_WHAT YOU WILL DO_
Your answer should be a single number: the count of lines that include "illustration".

▼▼▼

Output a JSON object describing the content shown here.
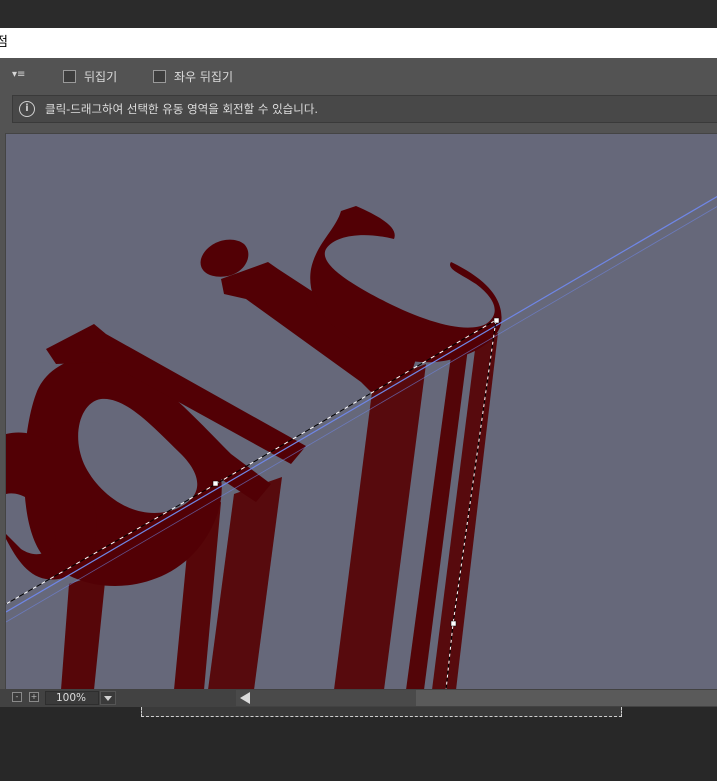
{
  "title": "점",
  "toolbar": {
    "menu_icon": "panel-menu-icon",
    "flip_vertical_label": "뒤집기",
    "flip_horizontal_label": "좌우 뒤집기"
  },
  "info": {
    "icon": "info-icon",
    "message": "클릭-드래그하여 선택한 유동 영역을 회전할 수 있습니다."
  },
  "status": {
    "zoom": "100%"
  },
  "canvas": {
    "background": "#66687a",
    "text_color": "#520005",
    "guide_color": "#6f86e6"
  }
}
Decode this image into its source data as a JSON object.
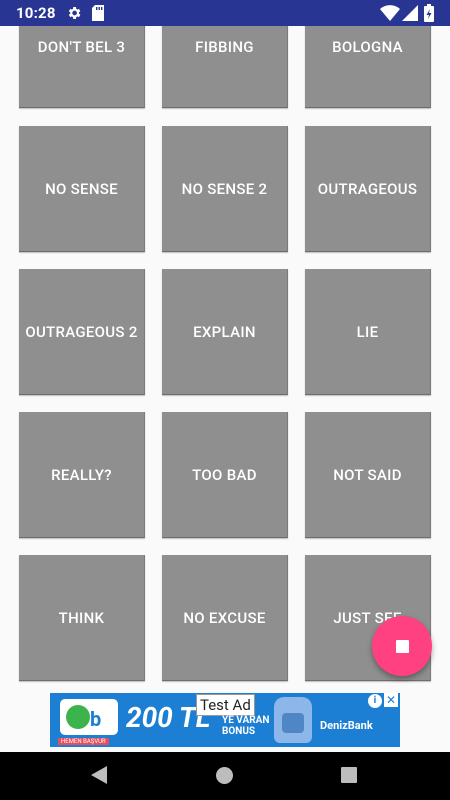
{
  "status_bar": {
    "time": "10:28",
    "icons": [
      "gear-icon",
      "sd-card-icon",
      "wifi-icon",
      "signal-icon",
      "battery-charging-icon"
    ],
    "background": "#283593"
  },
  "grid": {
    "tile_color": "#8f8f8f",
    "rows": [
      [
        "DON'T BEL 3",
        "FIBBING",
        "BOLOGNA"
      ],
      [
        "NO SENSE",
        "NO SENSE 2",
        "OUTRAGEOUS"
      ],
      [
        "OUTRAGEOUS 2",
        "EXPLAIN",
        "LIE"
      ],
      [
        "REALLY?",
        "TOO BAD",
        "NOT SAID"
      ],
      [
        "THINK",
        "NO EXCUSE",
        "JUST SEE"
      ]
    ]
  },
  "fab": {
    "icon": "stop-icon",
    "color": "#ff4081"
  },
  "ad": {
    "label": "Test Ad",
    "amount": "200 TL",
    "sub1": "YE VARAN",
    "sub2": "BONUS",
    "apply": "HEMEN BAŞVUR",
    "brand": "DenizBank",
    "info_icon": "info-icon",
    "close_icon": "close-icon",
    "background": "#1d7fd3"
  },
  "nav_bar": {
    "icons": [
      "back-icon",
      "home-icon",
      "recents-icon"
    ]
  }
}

▲▲▲
▼▼▼

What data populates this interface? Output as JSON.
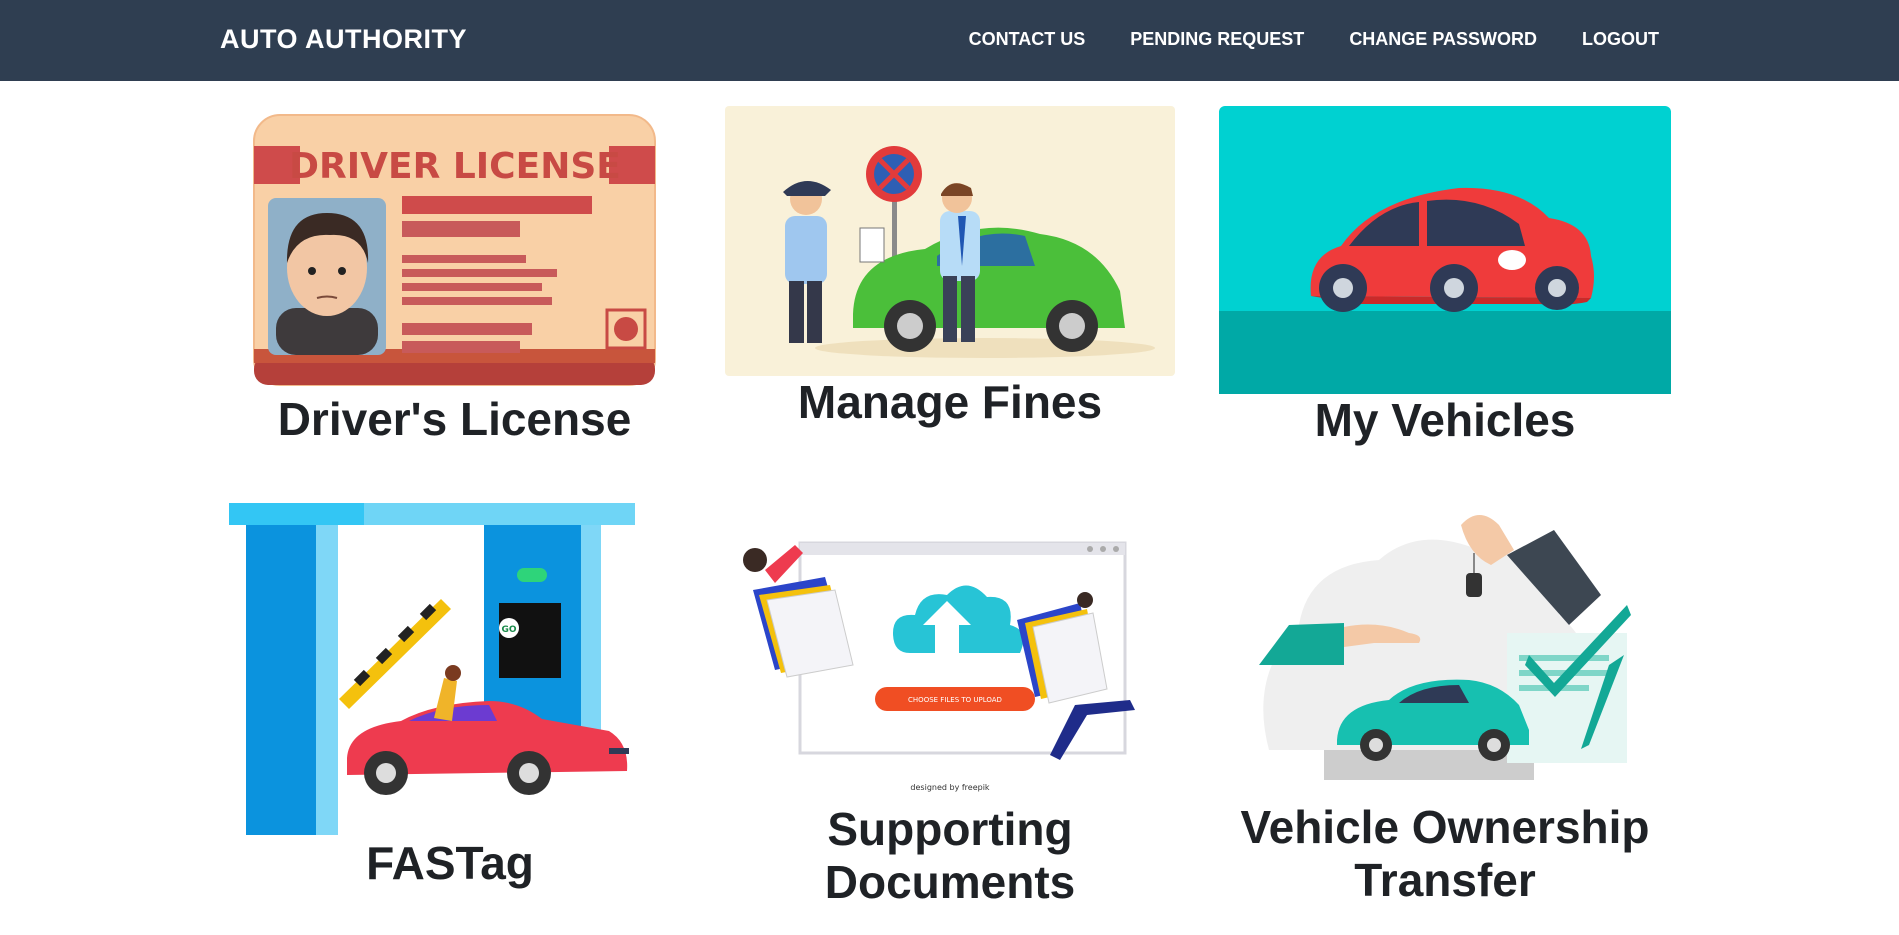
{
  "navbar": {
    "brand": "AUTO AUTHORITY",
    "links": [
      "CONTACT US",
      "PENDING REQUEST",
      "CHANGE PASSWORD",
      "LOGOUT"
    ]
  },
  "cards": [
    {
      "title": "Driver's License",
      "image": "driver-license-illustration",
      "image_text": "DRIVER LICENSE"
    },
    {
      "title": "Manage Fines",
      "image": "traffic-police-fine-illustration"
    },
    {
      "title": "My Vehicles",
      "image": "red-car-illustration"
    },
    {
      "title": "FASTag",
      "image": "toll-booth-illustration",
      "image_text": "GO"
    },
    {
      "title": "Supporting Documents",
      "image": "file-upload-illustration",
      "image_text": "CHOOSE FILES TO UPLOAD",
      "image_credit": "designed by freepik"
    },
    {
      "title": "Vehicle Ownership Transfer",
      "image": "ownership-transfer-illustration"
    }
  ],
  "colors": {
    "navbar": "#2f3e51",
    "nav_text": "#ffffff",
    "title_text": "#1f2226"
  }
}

▲▲▲

_OUTPUT OF THE EXERCISE_
6